To solve the equation \(5y^3 - 34y^2 - 7y = 0\), we first factor out the common term \(y\), giving us \(y(5y^2 - 34y - 7) = 0\). This implies that one solution is \(y = 0\). For the quadratic equation \(5y^2 - 34y - 7 = 0\), we can use the quadratic formula \(y = \frac{-b \pm \sqrt{b^2 - 4ac}}{2a}\) to find the other solutions, where \(a = 5\), \(b = -34\), and \(c = -7\).
We start with the equation
\[
5y^3 - 34y^2 - 7y = 0.
\]
Factoring out the common term \(y\), we have
\[
y(5y^2 - 34y - 7) = 0.
\]
This gives us one solution:
\[
y = 0.
\]
Next, we need to solve the quadratic equation
\[
5y^2 - 34y - 7 = 0.

SUPPLIED MATERIAL.
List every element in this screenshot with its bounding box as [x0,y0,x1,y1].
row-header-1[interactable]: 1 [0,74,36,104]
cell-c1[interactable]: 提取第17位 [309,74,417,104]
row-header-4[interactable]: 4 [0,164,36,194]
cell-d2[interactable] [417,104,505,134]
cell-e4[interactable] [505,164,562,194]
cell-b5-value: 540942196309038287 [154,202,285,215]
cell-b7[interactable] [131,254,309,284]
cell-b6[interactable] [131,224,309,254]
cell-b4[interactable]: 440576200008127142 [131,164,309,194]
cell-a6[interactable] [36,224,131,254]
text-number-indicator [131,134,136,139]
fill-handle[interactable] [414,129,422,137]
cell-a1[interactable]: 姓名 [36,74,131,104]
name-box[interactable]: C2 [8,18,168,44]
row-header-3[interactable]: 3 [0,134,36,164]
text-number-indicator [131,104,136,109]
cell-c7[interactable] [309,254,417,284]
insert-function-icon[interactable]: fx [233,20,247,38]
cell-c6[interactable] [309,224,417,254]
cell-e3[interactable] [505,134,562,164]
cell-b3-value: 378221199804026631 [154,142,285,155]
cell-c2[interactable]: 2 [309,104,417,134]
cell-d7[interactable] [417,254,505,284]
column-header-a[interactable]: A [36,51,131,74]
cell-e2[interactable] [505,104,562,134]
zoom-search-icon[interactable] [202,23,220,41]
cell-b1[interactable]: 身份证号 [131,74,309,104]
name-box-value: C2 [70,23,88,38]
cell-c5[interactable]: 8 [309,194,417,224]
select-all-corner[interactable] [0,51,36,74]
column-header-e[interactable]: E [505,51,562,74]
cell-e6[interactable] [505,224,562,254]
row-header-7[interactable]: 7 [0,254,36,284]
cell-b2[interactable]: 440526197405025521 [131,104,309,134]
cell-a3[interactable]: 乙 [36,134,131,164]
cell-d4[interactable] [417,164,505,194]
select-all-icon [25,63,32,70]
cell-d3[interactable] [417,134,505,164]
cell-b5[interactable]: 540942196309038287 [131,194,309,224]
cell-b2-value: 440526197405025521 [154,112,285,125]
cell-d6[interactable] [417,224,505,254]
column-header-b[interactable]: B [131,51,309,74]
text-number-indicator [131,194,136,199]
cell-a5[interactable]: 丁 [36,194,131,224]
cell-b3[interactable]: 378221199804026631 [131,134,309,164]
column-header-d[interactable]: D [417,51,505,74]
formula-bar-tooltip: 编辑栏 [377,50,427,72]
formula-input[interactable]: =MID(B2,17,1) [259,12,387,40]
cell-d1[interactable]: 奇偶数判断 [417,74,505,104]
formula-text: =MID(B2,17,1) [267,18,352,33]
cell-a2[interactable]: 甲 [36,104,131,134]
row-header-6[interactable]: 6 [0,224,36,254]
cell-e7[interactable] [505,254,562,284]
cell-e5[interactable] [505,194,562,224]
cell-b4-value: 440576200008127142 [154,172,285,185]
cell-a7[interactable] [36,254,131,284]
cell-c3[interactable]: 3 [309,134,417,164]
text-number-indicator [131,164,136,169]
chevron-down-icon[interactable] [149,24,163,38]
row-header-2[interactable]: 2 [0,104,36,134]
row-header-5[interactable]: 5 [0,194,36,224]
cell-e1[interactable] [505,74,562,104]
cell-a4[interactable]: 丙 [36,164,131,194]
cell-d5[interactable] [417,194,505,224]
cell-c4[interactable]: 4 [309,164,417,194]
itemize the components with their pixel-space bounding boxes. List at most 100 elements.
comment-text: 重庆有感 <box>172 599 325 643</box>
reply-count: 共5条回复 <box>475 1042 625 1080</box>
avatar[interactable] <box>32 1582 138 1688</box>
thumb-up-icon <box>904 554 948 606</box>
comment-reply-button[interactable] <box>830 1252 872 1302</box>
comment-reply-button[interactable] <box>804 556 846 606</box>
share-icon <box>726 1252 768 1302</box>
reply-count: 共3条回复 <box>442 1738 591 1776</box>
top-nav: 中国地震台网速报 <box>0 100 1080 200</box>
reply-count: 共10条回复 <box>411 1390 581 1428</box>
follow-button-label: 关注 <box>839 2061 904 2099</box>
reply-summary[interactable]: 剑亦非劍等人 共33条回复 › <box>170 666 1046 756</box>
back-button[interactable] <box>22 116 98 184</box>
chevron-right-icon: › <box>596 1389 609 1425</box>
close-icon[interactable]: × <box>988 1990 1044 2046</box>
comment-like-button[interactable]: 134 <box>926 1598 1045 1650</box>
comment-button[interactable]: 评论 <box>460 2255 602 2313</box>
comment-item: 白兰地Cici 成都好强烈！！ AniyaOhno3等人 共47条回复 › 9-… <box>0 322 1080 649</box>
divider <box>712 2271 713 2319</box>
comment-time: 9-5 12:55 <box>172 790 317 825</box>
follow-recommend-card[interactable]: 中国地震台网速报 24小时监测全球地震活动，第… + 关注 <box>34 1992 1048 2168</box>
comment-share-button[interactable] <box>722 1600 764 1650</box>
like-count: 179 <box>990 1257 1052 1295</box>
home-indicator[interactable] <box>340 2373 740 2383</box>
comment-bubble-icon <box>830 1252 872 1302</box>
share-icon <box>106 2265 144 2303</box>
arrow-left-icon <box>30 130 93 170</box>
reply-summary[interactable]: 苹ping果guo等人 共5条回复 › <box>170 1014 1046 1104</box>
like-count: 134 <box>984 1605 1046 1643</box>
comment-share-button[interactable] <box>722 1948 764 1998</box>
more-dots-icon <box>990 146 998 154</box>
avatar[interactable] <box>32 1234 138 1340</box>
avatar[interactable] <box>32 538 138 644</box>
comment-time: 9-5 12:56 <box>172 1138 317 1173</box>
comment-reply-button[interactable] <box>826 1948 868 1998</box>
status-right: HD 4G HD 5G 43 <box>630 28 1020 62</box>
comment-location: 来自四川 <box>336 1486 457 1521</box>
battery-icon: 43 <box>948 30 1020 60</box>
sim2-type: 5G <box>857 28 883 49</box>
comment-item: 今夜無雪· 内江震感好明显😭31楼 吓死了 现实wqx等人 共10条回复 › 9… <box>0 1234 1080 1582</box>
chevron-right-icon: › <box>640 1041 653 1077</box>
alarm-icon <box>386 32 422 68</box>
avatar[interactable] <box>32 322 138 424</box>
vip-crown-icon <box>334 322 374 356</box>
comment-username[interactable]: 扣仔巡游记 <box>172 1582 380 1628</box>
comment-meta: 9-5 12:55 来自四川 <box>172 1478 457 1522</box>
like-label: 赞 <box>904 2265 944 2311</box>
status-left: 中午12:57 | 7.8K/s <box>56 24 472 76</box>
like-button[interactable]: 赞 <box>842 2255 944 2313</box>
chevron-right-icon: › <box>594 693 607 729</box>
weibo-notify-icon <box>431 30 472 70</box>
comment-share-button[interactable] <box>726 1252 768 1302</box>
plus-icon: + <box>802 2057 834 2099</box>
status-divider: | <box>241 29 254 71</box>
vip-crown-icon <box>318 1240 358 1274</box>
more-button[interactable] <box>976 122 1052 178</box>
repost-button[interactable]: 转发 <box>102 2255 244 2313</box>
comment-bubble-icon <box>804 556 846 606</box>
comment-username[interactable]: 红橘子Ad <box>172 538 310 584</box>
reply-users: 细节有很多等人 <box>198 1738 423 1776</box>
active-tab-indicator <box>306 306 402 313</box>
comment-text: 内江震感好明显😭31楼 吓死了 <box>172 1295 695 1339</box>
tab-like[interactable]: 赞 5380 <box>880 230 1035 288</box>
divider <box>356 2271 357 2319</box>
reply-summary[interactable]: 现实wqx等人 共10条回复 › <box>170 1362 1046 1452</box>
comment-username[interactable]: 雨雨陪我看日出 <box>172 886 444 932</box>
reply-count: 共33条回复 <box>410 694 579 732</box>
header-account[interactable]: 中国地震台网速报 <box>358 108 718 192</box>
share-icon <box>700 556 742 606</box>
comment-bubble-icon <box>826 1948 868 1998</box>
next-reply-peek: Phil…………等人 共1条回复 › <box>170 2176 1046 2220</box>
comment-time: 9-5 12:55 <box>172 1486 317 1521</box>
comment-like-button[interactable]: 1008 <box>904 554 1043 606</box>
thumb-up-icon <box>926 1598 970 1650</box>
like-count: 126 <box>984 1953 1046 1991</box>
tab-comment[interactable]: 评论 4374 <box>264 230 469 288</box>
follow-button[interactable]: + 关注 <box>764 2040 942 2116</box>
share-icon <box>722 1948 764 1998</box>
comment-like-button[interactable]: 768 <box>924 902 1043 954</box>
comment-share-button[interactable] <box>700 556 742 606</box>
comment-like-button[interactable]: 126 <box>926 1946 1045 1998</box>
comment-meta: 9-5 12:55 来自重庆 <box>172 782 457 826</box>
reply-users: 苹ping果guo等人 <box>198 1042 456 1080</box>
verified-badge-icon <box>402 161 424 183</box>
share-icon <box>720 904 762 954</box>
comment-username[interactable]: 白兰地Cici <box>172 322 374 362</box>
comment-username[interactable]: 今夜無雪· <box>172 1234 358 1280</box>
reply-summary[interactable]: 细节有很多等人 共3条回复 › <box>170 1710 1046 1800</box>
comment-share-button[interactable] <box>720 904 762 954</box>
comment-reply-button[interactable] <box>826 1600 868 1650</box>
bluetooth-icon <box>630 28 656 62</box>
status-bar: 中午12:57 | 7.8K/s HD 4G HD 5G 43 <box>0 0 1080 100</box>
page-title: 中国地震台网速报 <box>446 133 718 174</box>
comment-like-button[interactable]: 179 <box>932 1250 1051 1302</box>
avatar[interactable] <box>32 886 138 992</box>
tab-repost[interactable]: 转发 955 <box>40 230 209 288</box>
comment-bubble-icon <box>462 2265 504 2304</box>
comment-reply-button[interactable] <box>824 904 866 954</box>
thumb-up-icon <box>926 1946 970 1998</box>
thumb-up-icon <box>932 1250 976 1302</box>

TASK TO COMPLETE. Pick up the solution of the cubic equation right after its last line and finish it. The items were taken from a different source than the text about solving the equation.

TASK RESPONSE.
\]
Using the quadratic formula
\[
y = \frac{-b \pm \sqrt{b^2 - 4ac}}{2a},
\]
where \(a = 5\), \(b = -34\), and \(c = -7\), we first calculate the discriminant:
\[
b^2 - 4ac = (-34)^2 - 4 \cdot 5 \cdot (-7) = 1156 + 140 = 1296.
\]
Taking the square root of the discriminant, we find
\[
\sqrt{1296} = 36.
\]
Now we can find the two solutions:
\[
y_1 = \frac{34 + 36}{10} = \frac{70}{10} = 7,
\]
\[
y_2 = \frac{34 - 36}{10} = \frac{-2}{10} = -0.2.
\]
The complete set of solutions to the original equation is:
\[
y = 0, \quad y = 7, \quad y = -0.2.
\]
The solutions are
\[
\boxed{0, 7, -0.2}.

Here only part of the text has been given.